======== 抜粋
財務大臣は、反対されたそうです。しかし、代案を出さない限り、改革を進めたい総理としては、麻生大臣に軍配を上げられると思います。近く、竹中大臣の記者会見と議事要旨が載ります。ご覧ください。
今回もまた、政治による決断、リーダーシップによって進みました。それはまた、官僚の限界が、再び見えたことでもあります。官僚の一人としては、残念ですが。
新聞記事の中には、「地方の行政改革が停滞する」など、とんちんかんなことを、書いているのもありました。三位一体の目的を、はき違えてますよね(三位一体改革を歳出カットとしか、とらえていないグループがいるのです)。また、麻生大臣は、「行革は進める」と主張しています。前にも書きましたが、国が歳出削減を進めないのに、地方交付税などが大きく削減されたから、地方団体は不満を持ったのです。
財務省の言うことをそのまま書くのは、そろそろやめて欲しいですね。また、それを大きく載せるデスクも・・(各紙の経済部のデスクは、大蔵省記者クラブのOBが多いのだそうです)。しかし私は、こうして「抵抗勢力」連合軍は、自らの信頼を自ら崩していってるんだと考えています。(5月29日)
報道の中には、総理の指示に対し「財務省は巻き返しに」とか「6月3日の骨太の方針決定までには、なお流動的」といったのがあります。
私を含め多くの人には、これは理解しがたいことでしょう。一国の総理が指示したことを、官僚が「変更」しようとするのです。その指示が国を誤らせるようなことであって、身を賭して「お諫め申し上げる」のなら、わかります。しかし、近年、諫言が聞き入れられず、辞職した官僚はいませんよね。
また、総理の決断に問題点があるのなら、それを指摘するのは重要です。しかし、今回の総理指示は、それほど「サプライズ」ではありません。麻生大臣が4月26日に提案して、諮問会議でも議論がされました。財務大臣が強く反対されたことも事実です。それら政治家による議論を踏まえて、総理が選択されたのです。それを官僚が「巻き返す」とは、理解しがたいです。(5月30日)
【3兆円税源移譲目標決定】
6月3日の経済財政諮問会議で、「骨太の方針2004」が決まりました。4日に閣議決定されます。三位一体について、もめていた部分については、28日の会議での総理発言(議事概要p15、麻生大臣の主張はp12)に沿った形で、記述がなされました。新聞に載っているとおりです。
ポイントは、次のようなものです(方針p8)。
①18年度までに、3兆円規模の税源移譲をする。
②残る3兆円の補助金改革は、地方団体に案をまとめてもらう。
③今年の秋に、18年度までの改革の全体像を明らかにする。その際には、地方の意見を聞く。
④地方の歳出を抑制しつつ、安定的な財政運営のための一般財源総額を確保する。
1日の日記に書いた、地方公務員給与についても、「方針」p8に記述があります。(6月3日)
================
課題 1 - 抜粋によると、「骨太の方針2004」が決まったのは何月何日のどの会議か。
課題 2 - 抜粋の「新聞記事の中には、「地方の行」から「しがたいです。(5月30日)」までを、元の文のまま書き写しなさい。
行はこの作業では使わない。
======== 提供データ
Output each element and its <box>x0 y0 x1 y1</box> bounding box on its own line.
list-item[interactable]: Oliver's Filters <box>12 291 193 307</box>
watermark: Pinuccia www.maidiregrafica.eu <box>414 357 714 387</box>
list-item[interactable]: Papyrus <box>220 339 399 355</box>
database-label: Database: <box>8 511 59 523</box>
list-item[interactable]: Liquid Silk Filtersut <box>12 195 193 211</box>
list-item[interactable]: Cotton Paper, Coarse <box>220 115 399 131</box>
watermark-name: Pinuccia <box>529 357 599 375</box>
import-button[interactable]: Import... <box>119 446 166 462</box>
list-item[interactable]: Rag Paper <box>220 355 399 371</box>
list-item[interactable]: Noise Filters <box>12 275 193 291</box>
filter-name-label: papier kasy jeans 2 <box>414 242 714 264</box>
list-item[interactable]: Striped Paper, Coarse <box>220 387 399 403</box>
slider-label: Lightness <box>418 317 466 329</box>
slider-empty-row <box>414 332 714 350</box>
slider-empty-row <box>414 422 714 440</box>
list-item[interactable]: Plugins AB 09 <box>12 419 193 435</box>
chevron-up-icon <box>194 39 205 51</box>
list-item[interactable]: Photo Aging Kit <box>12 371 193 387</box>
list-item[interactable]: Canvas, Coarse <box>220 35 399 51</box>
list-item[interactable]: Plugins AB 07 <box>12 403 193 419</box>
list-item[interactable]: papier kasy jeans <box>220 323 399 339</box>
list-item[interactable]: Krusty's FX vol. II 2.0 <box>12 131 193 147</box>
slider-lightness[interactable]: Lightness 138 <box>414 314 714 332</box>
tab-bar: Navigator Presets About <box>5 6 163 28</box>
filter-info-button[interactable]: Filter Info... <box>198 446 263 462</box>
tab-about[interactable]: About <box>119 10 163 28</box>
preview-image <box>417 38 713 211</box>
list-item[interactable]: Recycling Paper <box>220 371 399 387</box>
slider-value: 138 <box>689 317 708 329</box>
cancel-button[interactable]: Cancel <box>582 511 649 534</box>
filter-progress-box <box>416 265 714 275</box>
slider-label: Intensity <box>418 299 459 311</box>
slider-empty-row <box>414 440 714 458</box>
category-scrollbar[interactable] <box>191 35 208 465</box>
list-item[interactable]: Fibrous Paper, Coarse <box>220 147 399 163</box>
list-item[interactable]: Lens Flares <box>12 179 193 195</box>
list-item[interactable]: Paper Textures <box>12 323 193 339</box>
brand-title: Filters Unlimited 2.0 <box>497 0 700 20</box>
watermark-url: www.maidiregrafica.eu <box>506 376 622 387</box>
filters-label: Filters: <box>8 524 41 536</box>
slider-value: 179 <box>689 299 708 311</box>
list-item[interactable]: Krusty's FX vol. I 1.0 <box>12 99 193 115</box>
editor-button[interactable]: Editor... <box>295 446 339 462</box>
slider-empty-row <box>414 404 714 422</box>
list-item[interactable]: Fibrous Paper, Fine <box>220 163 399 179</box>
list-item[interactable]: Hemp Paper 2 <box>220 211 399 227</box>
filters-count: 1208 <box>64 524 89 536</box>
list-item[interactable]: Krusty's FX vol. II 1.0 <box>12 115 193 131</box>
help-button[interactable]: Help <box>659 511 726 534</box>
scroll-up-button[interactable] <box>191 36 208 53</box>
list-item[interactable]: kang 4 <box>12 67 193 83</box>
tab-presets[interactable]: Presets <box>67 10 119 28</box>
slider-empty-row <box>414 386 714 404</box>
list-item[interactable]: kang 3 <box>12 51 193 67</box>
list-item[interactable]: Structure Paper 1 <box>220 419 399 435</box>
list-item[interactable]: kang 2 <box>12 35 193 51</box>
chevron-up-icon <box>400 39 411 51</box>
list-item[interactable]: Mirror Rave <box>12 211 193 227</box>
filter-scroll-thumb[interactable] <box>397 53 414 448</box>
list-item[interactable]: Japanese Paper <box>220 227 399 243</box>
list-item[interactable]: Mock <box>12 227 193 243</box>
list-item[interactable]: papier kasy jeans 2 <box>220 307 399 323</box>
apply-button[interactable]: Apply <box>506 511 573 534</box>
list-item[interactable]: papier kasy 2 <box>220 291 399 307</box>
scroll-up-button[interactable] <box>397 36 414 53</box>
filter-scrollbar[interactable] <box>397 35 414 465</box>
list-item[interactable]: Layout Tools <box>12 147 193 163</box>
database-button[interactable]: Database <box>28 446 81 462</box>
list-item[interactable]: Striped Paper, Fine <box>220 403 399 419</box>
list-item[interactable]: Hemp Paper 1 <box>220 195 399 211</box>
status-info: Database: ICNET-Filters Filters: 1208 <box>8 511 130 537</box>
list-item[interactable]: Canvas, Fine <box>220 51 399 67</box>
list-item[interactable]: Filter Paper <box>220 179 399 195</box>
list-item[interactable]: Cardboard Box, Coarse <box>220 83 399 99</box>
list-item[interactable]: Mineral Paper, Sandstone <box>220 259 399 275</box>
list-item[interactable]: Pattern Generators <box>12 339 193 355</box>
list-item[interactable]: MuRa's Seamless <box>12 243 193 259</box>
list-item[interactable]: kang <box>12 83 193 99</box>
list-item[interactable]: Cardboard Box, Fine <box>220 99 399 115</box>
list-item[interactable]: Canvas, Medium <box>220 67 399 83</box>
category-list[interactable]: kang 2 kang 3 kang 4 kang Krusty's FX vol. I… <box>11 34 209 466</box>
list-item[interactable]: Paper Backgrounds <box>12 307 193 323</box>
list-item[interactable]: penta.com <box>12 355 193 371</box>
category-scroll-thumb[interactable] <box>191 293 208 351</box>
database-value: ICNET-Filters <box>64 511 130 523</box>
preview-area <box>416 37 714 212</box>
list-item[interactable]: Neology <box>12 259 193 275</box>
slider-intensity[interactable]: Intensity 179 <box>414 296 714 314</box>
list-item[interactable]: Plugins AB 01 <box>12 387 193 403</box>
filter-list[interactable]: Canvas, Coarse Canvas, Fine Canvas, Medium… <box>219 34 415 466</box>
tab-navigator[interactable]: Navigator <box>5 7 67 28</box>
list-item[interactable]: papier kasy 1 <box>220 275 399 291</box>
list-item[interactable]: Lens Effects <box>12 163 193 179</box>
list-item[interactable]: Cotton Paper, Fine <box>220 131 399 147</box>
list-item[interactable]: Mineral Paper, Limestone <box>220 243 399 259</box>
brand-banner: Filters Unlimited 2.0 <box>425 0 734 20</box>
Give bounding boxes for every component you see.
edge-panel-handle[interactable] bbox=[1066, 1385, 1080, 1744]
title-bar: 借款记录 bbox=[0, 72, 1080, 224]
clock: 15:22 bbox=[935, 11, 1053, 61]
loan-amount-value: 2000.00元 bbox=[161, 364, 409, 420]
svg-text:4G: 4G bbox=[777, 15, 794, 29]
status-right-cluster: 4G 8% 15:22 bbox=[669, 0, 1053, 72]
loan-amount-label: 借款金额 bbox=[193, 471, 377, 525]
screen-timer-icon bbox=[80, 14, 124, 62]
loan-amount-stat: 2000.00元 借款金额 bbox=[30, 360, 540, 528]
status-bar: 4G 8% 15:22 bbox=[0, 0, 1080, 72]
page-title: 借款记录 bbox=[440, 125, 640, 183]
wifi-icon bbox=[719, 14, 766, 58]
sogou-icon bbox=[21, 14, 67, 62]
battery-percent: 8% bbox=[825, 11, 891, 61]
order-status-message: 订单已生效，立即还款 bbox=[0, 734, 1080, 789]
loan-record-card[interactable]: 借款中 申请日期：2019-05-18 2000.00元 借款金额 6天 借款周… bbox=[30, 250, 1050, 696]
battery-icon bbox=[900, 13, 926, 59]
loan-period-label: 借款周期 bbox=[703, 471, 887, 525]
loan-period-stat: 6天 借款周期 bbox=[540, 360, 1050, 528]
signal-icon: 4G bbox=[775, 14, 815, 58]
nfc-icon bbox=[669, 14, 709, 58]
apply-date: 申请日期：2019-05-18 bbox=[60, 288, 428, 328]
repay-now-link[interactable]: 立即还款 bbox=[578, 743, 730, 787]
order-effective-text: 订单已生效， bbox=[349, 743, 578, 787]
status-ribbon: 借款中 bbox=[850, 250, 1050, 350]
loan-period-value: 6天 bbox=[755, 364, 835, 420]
================
正解 1 - 6月3日の経済財政諮問会議である。

正解 2 -
新聞記事の中には、「地方の行政改革が停滞する」など、とんちんかんなことを、書いているのもありました。三位一体の目的を、はき違えてますよね(三位一体改革を歳出カットとしか、とらえていないグループがいるのです)。また、麻生大臣は、「行革は進める」と主張しています。前にも書きましたが、国が歳出削減を進めないのに、地方交付税などが大きく削減されたから、地方団体は不満を持ったのです。
財務省の言うことをそのまま書くのは、そろそろやめて欲しいですね。また、それを大きく載せるデスクも・・(各紙の経済部のデスクは、大蔵省記者クラブのOBが多いのだそうです)。しかし私は、こうして「抵抗勢力」連合軍は、自らの信頼を自ら崩していってるんだと考えています。(5月29日)
報道の中には、総理の指示に対し「財務省は巻き返しに」とか「6月3日の骨太の方針決定までには、なお流動的」といったのがあります。
私を含め多くの人には、これは理解しがたいことでしょう。一国の総理が指示したことを、官僚が「変更」しようとするのです。その指示が国を誤らせるようなことであって、身を賭して「お諫め申し上げる」のなら、わかります。しかし、近年、諫言が聞き入れられず、辞職した官僚はいませんよね。
また、総理の決断に問題点があるのなら、それを指摘するのは重要です。しかし、今回の総理指示は、それほど「サプライズ」ではありません。麻生大臣が4月26日に提案して、諮問会議でも議論がされました。財務大臣が強く反対されたことも事実です。それら政治家による議論を踏まえて、総理が選択されたのです。それを官僚が「巻き返す」とは、理解しがたいです。(5月30日)